Begin RECORDS
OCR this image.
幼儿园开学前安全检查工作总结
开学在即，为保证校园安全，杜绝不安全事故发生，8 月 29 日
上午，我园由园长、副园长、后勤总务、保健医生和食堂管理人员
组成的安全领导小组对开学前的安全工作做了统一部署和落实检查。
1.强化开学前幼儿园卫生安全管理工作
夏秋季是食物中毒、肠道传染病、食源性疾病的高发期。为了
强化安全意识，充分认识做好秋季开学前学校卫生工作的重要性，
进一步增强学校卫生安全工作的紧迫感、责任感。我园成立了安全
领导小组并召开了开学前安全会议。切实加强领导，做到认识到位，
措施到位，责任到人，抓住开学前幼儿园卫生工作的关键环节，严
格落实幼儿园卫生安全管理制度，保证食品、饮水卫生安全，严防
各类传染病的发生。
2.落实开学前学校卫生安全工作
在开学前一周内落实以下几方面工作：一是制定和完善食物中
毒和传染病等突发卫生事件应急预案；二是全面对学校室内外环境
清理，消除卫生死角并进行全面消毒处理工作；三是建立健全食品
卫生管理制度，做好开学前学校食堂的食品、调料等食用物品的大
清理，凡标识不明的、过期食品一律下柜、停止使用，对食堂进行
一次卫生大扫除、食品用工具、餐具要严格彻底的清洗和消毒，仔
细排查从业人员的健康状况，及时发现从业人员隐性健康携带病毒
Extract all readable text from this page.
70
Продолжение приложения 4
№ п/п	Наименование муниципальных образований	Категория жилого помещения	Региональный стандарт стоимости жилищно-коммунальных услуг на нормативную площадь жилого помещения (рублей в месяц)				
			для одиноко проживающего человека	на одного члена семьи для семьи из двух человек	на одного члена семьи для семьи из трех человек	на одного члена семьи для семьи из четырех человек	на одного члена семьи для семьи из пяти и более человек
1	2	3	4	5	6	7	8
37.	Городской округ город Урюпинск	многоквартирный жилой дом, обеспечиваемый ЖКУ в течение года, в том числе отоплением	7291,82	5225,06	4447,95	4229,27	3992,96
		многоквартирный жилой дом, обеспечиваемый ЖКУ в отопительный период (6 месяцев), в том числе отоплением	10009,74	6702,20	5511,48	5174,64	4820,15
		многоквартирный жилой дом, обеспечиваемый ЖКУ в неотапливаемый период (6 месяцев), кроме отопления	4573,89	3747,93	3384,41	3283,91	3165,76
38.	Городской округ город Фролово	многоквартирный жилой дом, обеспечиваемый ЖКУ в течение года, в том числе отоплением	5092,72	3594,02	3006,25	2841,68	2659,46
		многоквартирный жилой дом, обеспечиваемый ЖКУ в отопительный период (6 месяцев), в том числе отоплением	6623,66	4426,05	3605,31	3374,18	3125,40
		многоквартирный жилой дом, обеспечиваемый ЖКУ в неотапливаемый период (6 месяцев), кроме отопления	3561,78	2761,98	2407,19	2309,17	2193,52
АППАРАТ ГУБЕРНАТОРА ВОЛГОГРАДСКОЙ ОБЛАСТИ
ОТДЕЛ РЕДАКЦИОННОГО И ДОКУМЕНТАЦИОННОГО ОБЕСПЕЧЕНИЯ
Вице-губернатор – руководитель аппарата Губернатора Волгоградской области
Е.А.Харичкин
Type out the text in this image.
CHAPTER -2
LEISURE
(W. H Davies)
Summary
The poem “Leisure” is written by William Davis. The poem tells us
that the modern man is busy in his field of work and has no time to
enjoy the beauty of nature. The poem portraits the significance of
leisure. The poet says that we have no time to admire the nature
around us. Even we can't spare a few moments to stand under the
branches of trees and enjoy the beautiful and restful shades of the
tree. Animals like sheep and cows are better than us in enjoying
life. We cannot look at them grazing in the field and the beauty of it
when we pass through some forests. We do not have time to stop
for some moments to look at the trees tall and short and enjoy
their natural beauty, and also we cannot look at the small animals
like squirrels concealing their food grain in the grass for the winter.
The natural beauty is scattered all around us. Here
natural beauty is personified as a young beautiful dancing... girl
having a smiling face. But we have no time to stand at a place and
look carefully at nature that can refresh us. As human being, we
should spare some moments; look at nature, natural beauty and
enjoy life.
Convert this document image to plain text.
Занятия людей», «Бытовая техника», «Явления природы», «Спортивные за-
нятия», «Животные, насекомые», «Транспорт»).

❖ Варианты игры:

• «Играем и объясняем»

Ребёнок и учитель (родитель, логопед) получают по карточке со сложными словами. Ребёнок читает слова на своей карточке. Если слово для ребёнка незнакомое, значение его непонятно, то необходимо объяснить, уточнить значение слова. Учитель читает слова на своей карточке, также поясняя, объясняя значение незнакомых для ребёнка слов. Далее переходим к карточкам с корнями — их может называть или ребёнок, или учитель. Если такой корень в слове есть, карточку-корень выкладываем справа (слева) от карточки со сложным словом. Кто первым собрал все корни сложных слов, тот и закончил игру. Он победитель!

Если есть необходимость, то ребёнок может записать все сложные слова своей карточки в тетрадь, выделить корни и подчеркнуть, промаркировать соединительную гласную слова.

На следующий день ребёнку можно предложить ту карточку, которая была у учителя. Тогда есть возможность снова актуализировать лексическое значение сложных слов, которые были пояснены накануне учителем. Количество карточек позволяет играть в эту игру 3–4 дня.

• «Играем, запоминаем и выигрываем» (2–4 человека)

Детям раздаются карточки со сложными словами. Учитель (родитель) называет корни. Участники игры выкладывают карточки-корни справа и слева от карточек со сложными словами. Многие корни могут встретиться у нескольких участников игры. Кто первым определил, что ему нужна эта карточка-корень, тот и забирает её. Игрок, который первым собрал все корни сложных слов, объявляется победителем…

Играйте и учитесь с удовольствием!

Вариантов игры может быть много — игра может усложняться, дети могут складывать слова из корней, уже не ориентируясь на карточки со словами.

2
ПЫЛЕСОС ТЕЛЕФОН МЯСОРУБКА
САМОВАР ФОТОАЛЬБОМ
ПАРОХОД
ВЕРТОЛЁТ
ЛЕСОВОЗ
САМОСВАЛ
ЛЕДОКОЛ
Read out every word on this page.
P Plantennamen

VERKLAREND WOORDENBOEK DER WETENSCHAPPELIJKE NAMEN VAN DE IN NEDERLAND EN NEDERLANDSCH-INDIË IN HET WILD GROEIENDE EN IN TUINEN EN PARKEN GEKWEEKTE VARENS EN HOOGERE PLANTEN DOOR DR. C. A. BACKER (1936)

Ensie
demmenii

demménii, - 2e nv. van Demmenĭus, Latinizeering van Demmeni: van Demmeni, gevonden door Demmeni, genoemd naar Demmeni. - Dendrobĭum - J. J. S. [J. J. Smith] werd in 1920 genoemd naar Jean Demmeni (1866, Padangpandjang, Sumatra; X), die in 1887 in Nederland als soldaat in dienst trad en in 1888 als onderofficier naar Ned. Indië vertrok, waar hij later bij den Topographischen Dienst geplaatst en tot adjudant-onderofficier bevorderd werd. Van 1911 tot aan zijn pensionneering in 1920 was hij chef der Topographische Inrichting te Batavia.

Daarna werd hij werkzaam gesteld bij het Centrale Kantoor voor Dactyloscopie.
End RECORDS
- **GIVEN REQUEST**:
Transcribe the records above exactly, but only from the line that contains "Read out every word on this page." through their final line, inclusive.

- **THE COMPLETED TASK**:
Read out every word on this page.
P Plantennamen

VERKLAREND WOORDENBOEK DER WETENSCHAPPELIJKE NAMEN VAN DE IN NEDERLAND EN NEDERLANDSCH-INDIË IN HET WILD GROEIENDE EN IN TUINEN EN PARKEN GEKWEEKTE VARENS EN HOOGERE PLANTEN DOOR DR. C. A. BACKER (1936)

Ensie
demmenii

demménii, - 2e nv. van Demmenĭus, Latinizeering van Demmeni: van Demmeni, gevonden door Demmeni, genoemd naar Demmeni. - Dendrobĭum - J. J. S. [J. J. Smith] werd in 1920 genoemd naar Jean Demmeni (1866, Padangpandjang, Sumatra; X), die in 1887 in Nederland als soldaat in dienst trad en in 1888 als onderofficier naar Ned. Indië vertrok, waar hij later bij den Topographischen Dienst geplaatst en tot adjudant-onderofficier bevorderd werd. Van 1911 tot aan zijn pensionneering in 1920 was hij chef der Topographische Inrichting te Batavia.

Daarna werd hij werkzaam gesteld bij het Centrale Kantoor voor Dactyloscopie.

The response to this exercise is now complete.